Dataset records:
---*---

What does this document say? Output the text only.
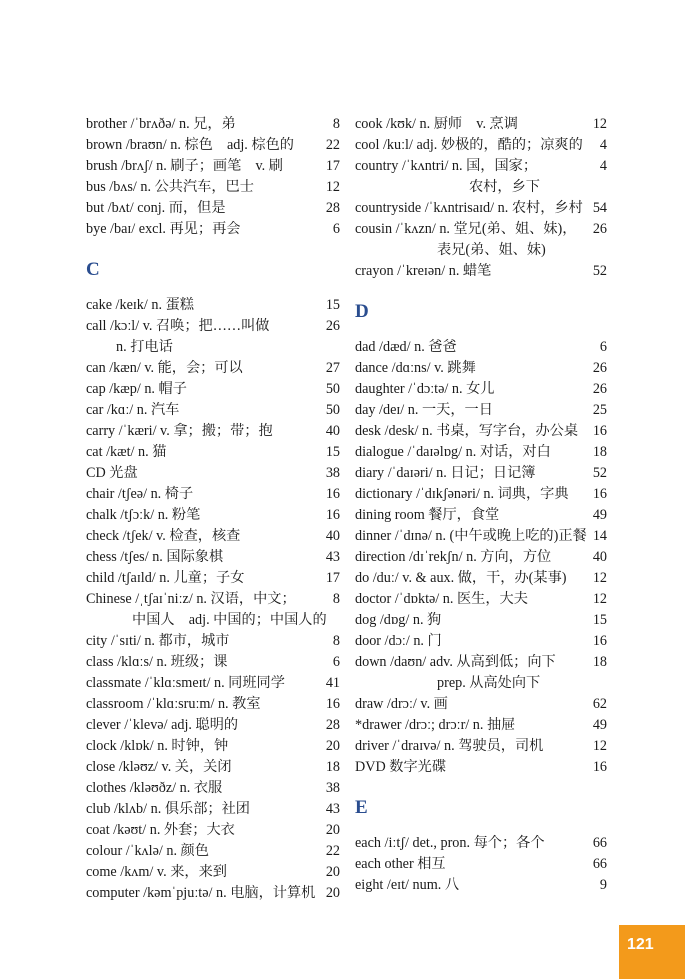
brother /ˈbrʌðə/ n. 兄，弟	8
brown /braʊn/ n. 棕色　adj. 棕色的	22
brush /brʌʃ/ n. 刷子；画笔　v. 刷	17
bus /bʌs/ n. 公共汽车，巴士	12
but /bʌt/ conj. 而，但是	28
bye /baɪ/ excl. 再见；再会	6
C
cake /keɪk/ n. 蛋糕	15
call /kɔːl/ v. 召唤；把……叫做	26
n. 打电话
can /kæn/ v. 能，会；可以	27
cap /kæp/ n. 帽子	50
car /kɑː/ n. 汽车	50
carry /ˈkæri/ v. 拿；搬；带；抱	40
cat /kæt/ n. 猫	15
CD 光盘	38
chair /tʃeə/ n. 椅子	16
chalk /tʃɔːk/ n. 粉笔	16
check /tʃek/ v. 检查，核查	40
chess /tʃes/ n. 国际象棋	43
child /tʃaɪld/ n. 儿童；子女	17
Chinese /ˌtʃaɪˈniːz/ n. 汉语，中文；	8
中国人　adj. 中国的；中国人的
city /ˈsɪti/ n. 都市，城市	8
class /klɑːs/ n. 班级；课	6
classmate /ˈklɑːsmeɪt/ n. 同班同学	41
classroom /ˈklɑːsruːm/ n. 教室	16
clever /ˈklevə/ adj. 聪明的	28
clock /klɒk/ n. 时钟，钟	20
close /kləʊz/ v. 关，关闭	18
clothes /kləʊðz/ n. 衣服	38
club /klʌb/ n. 俱乐部；社团	43
coat /kəʊt/ n. 外套；大衣	20
colour /ˈkʌlə/ n. 颜色	22
come /kʌm/ v. 来，来到	20
computer /kəmˈpjuːtə/ n. 电脑，计算机 20
cook /kʊk/ n. 厨师　v. 烹调	12
cool /kuːl/ adj. 妙极的，酷的；凉爽的	4
country /ˈkʌntri/ n. 国，国家；	4
农村，乡下
countryside /ˈkʌntrisaɪd/ n. 农村，乡村 54
cousin /ˈkʌzn/ n. 堂兄(弟、姐、妹)，	26
表兄(弟、姐、妹)
crayon /ˈkreɪən/ n. 蜡笔	52
D
dad /dæd/ n. 爸爸	6
dance /dɑːns/ v. 跳舞	26
daughter /ˈdɔːtə/ n. 女儿	26
day /deɪ/ n. 一天，一日	25
desk /desk/ n. 书桌，写字台，办公桌	16
dialogue /ˈdaɪəlɒg/ n. 对话，对白	18
diary /ˈdaɪəri/ n. 日记；日记簿	52
dictionary /ˈdɪkʃənəri/ n. 词典，字典	16
dining room 餐厅，食堂	49
dinner /ˈdɪnə/ n. (中午或晚上吃的)正餐 14
direction /dɪˈrekʃn/ n. 方向，方位	40
do /duː/ v. & aux. 做，干，办(某事)	12
doctor /ˈdɒktə/ n. 医生，大夫	12
dog /dɒg/ n. 狗	15
door /dɔː/ n. 门	16
down /daʊn/ adv. 从高到低；向下	18
prep. 从高处向下
draw /drɔː/ v. 画	62
*drawer /drɔː; drɔːr/ n. 抽屉	49
driver /ˈdraɪvə/ n. 驾驶员，司机	12
DVD 数字光碟	16
E
each /iːtʃ/ det., pron. 每个；各个	66
each other 相互	66
eight /eɪt/ num. 八	9
121
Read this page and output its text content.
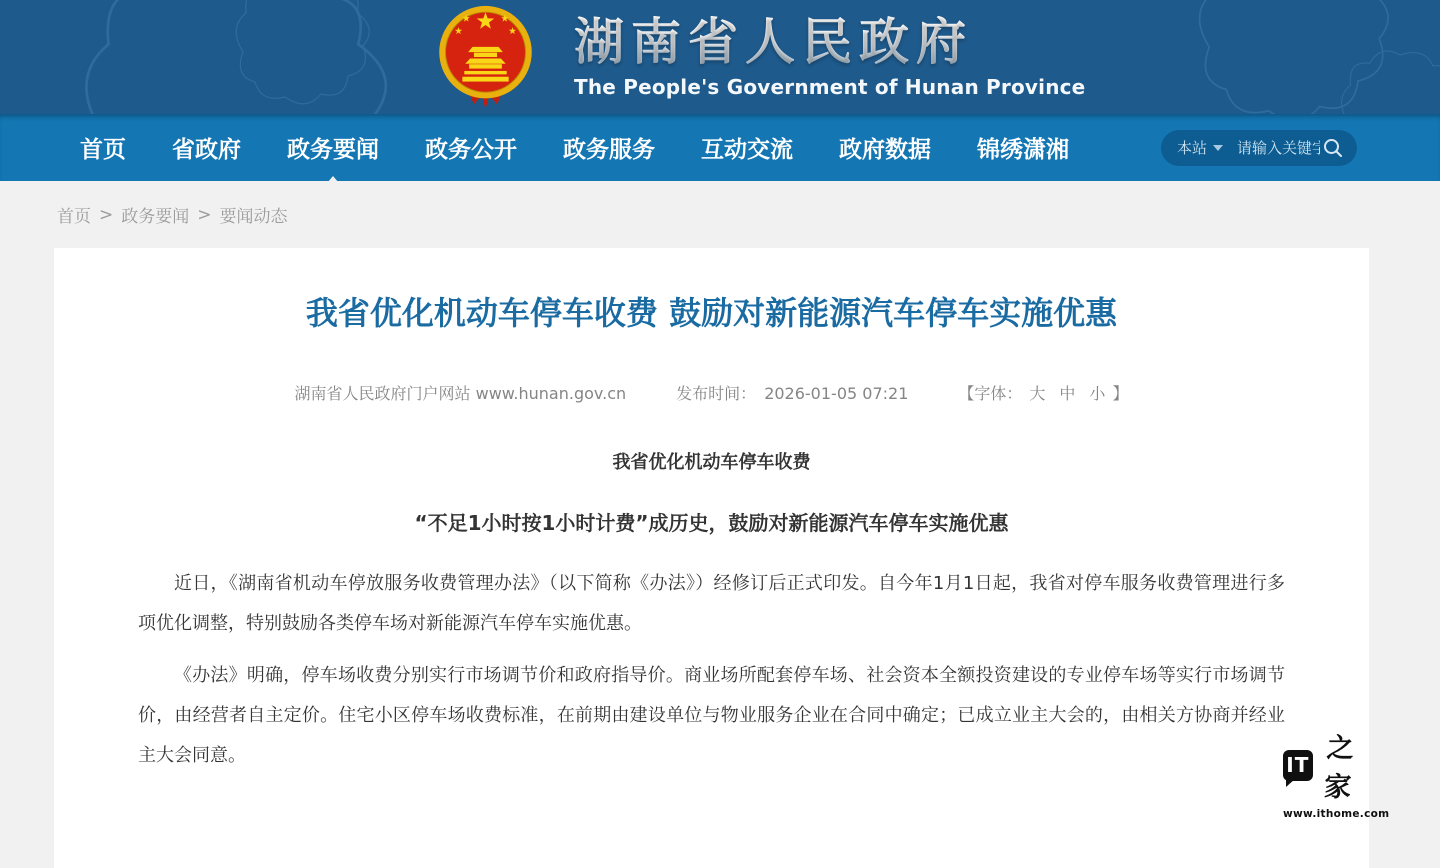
湖南省人民政府
The People's Government of Hunan Province
首页 省政府 政务要闻 政务公开 政务服务 互动交流 政府数据 锦绣潇湘	本站
请输入关键字
首页 > 政务要闻 > 要闻动态
我省优化机动车停车收费 鼓励对新能源汽车停车实施优惠
湖南省人民政府门户网站 www.hunan.gov.cn	发布时间： 2026-01-05 07:21	【字体： 大 中 小 】
我省优化机动车停车收费
“不足1小时按1小时计费”成历史，鼓励对新能源汽车停车实施优惠

近日，《湖南省机动车停放服务收费管理办法》（以下简称《办法》）经修订后正式印发。自今年1月1日起，我省对停车服务收费管理进行多项优化调整，特别鼓励各类停车场对新能源汽车停车实施优惠。

《办法》明确，停车场收费分别实行市场调节价和政府指导价。商业场所配套停车场、社会资本全额投资建设的专业停车场等实行市场调节价，由经营者自主定价。住宅小区停车场收费标准，在前期由建设单位与物业服务企业在合同中确定；已成立业主大会的，由相关方协商并经业主大会同意。	IT
之家
www.ithome.com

---*---

- [Short task]:
Each line from the one that contains "Read this page and output its text content." through the end of the records should be restated exactly; include both end lines and leave any pictures out.

- [Response below]:
Read this page and output its text content.
湖南省人民政府
The People's Government of Hunan Province
首页 省政府 政务要闻 政务公开 政务服务 互动交流 政府数据 锦绣潇湘	本站
请输入关键字
首页 > 政务要闻 > 要闻动态
我省优化机动车停车收费 鼓励对新能源汽车停车实施优惠
湖南省人民政府门户网站 www.hunan.gov.cn	发布时间： 2026-01-05 07:21	【字体： 大 中 小 】
我省优化机动车停车收费
“不足1小时按1小时计费”成历史，鼓励对新能源汽车停车实施优惠

近日，《湖南省机动车停放服务收费管理办法》（以下简称《办法》）经修订后正式印发。自今年1月1日起，我省对停车服务收费管理进行多项优化调整，特别鼓励各类停车场对新能源汽车停车实施优惠。

《办法》明确，停车场收费分别实行市场调节价和政府指导价。商业场所配套停车场、社会资本全额投资建设的专业停车场等实行市场调节价，由经营者自主定价。住宅小区停车场收费标准，在前期由建设单位与物业服务企业在合同中确定；已成立业主大会的，由相关方协商并经业主大会同意。	IT
之家
www.ithome.com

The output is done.